_What is asked_
Retype exactly the lines from the one containing "What data populates" through the last line of the records below, including both, and leave out any pictures.

_Input material_
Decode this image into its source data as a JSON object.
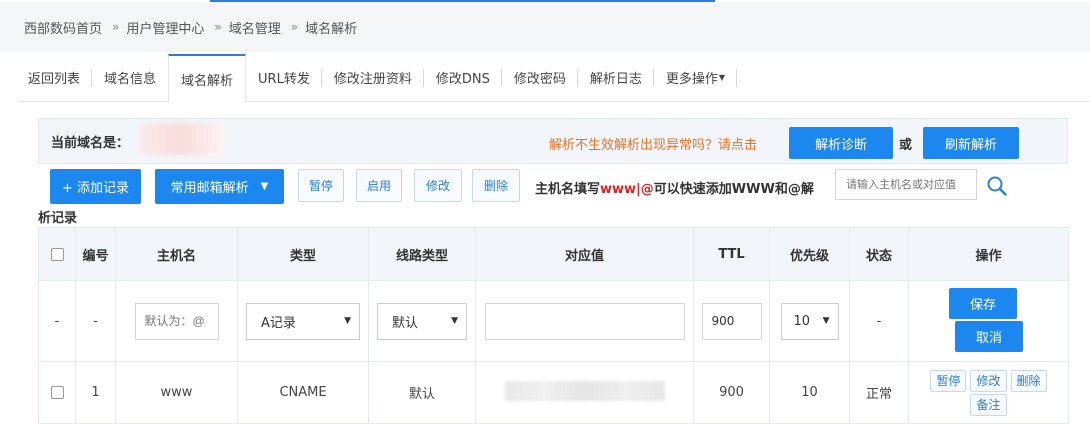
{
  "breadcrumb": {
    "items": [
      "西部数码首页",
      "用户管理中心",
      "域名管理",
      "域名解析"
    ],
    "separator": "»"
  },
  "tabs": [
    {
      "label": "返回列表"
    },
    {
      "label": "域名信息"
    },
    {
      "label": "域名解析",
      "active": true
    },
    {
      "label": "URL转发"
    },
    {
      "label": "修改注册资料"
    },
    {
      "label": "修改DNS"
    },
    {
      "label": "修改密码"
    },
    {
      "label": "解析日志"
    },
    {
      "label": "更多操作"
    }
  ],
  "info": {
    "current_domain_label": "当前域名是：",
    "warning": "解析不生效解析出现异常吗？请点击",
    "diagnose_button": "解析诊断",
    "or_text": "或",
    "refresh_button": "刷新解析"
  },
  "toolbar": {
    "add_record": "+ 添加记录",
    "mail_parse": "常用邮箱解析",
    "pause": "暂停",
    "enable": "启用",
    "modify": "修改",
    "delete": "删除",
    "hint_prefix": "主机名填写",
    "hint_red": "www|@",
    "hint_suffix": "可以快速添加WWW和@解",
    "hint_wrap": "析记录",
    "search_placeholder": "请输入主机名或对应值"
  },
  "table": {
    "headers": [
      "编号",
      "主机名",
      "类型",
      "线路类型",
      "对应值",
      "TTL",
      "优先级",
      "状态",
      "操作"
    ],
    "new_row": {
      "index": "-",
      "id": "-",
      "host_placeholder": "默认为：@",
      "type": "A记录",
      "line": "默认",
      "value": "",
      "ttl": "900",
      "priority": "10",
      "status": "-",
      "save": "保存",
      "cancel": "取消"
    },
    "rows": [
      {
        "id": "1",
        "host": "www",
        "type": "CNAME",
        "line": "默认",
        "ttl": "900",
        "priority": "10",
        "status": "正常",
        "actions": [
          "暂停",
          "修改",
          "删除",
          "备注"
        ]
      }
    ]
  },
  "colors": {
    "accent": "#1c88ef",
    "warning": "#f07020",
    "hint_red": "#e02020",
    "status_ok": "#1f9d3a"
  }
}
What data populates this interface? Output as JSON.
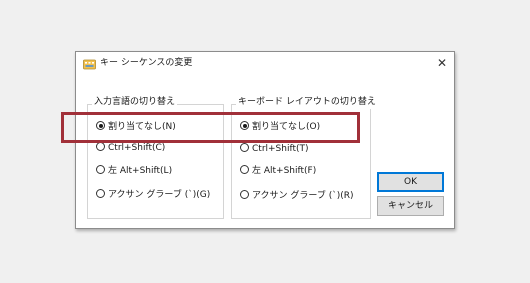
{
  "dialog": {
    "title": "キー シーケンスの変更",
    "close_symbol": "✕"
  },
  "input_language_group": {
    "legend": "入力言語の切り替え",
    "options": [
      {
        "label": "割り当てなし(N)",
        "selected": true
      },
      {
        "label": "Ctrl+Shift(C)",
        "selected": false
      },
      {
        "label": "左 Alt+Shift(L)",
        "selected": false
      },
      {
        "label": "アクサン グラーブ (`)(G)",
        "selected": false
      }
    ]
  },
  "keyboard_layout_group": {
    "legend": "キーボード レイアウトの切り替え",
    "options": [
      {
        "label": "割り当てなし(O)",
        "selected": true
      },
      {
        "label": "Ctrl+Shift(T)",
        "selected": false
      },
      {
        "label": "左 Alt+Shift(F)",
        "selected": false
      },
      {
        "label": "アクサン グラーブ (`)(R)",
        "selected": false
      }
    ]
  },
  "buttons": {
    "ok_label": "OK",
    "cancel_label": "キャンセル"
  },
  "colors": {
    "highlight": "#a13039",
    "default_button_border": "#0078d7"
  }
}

_Response for this exercise_
What data populates this interface? Output as JSON.
{
  "dialog": {
    "title": "キー シーケンスの変更",
    "close_symbol": "✕"
  },
  "input_language_group": {
    "legend": "入力言語の切り替え",
    "options": [
      {
        "label": "割り当てなし(N)",
        "selected": true
      },
      {
        "label": "Ctrl+Shift(C)",
        "selected": false
      },
      {
        "label": "左 Alt+Shift(L)",
        "selected": false
      },
      {
        "label": "アクサン グラーブ (`)(G)",
        "selected": false
      }
    ]
  },
  "keyboard_layout_group": {
    "legend": "キーボード レイアウトの切り替え",
    "options": [
      {
        "label": "割り当てなし(O)",
        "selected": true
      },
      {
        "label": "Ctrl+Shift(T)",
        "selected": false
      },
      {
        "label": "左 Alt+Shift(F)",
        "selected": false
      },
      {
        "label": "アクサン グラーブ (`)(R)",
        "selected": false
      }
    ]
  },
  "buttons": {
    "ok_label": "OK",
    "cancel_label": "キャンセル"
  },
  "colors": {
    "highlight": "#a13039",
    "default_button_border": "#0078d7"
  }
}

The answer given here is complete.